_What to do_. Assemble all lines in which the string "对于预防贫血和保持皮肤健康都有积极作用" appears.

--- BEGIN Supplied material ---

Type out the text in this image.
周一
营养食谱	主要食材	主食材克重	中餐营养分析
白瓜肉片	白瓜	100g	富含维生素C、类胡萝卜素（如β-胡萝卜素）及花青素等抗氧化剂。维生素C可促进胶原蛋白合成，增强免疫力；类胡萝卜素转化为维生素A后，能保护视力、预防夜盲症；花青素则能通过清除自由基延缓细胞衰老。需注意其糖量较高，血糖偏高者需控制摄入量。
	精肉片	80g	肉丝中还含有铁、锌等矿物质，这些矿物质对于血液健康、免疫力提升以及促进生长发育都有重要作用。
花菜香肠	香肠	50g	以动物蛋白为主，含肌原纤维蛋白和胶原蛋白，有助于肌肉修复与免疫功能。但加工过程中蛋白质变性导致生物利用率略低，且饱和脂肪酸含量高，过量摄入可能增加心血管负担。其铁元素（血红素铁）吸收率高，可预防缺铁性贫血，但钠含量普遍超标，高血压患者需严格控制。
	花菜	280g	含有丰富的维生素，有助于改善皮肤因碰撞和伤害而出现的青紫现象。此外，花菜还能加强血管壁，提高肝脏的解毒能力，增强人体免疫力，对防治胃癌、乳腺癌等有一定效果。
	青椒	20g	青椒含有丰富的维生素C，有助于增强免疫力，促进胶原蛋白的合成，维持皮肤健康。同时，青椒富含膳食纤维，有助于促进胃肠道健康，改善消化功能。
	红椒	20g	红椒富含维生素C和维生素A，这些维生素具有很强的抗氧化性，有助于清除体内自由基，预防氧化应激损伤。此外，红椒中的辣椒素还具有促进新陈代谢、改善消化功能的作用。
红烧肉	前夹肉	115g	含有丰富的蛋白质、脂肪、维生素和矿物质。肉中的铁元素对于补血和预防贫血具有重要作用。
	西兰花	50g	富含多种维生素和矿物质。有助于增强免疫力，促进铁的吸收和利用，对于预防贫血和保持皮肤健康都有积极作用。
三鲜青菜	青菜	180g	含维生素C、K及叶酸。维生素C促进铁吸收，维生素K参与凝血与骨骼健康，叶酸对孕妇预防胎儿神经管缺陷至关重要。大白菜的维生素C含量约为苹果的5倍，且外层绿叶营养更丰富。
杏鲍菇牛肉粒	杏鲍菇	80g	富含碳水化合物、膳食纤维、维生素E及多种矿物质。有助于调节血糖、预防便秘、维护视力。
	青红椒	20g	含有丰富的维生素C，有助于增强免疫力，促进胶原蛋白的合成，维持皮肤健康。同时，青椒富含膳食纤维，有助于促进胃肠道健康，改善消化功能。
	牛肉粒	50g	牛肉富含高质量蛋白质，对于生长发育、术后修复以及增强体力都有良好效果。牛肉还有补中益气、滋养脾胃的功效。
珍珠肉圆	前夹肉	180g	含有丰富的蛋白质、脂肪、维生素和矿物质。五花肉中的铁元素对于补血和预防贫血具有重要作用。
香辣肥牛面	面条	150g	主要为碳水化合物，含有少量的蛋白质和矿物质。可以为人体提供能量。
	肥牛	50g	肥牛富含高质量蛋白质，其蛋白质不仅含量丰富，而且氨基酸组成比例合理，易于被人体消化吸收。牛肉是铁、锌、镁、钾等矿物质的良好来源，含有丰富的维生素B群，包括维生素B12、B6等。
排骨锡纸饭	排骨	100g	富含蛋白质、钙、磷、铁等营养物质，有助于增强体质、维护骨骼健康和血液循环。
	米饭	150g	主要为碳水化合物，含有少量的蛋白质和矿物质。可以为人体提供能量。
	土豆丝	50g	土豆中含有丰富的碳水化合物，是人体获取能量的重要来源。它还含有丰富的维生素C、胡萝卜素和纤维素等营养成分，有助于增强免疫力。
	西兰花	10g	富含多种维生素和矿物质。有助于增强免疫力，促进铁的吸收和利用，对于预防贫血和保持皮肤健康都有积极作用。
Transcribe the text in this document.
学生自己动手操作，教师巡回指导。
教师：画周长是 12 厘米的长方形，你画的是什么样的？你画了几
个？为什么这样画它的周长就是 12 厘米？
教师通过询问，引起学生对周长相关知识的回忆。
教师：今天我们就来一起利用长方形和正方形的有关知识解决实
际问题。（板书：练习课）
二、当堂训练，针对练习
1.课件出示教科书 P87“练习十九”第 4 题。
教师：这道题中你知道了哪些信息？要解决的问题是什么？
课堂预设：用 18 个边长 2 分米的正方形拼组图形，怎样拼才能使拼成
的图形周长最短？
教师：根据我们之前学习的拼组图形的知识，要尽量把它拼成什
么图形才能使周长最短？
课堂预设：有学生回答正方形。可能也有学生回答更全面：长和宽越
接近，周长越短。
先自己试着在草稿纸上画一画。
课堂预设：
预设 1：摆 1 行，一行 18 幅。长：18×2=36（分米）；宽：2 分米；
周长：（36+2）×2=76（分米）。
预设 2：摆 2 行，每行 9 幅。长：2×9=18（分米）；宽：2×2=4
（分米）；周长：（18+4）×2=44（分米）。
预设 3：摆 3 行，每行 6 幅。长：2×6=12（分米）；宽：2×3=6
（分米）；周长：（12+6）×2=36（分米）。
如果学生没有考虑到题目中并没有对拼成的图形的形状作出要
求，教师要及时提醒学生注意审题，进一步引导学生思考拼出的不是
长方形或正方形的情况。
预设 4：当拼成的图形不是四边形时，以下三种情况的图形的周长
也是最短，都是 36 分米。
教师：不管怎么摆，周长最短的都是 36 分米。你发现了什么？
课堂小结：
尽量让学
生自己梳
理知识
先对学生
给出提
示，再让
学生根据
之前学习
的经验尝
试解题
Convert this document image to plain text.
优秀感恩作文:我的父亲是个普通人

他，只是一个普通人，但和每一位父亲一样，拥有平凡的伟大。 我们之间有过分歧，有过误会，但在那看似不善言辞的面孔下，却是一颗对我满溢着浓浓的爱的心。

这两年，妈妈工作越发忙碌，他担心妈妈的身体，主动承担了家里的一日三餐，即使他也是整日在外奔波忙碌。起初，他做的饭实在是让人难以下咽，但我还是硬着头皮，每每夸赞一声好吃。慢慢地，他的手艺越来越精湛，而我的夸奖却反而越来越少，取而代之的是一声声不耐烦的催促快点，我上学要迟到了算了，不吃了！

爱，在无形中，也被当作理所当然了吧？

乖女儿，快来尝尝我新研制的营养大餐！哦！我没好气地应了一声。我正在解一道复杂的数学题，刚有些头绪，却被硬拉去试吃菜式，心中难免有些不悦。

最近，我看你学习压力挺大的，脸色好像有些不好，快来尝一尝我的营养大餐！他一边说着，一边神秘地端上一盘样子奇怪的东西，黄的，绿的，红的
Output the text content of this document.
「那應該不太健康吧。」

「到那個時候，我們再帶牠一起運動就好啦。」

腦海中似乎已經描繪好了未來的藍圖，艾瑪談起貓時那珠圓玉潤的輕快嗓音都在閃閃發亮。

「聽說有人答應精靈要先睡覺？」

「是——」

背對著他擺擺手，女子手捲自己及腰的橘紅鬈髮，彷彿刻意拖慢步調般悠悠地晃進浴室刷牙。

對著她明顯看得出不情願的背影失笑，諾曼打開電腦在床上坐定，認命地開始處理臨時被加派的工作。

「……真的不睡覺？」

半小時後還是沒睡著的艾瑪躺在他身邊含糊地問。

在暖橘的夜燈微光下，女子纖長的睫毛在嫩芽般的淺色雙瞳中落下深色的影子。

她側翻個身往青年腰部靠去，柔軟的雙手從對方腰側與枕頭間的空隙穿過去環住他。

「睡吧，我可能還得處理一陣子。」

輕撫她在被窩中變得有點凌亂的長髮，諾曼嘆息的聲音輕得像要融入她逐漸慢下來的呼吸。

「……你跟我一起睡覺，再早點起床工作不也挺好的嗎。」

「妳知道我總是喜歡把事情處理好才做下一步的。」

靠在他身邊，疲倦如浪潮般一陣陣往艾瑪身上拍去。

--- END Supplied material ---

_Final answer_.
	西兰花	50g	富含多种维生素和矿物质。有助于增强免疫力，促进铁的吸收和利用，对于预防贫血和保持皮肤健康都有积极作用。
	西兰花	10g	富含多种维生素和矿物质。有助于增强免疫力，促进铁的吸收和利用，对于预防贫血和保持皮肤健康都有积极作用。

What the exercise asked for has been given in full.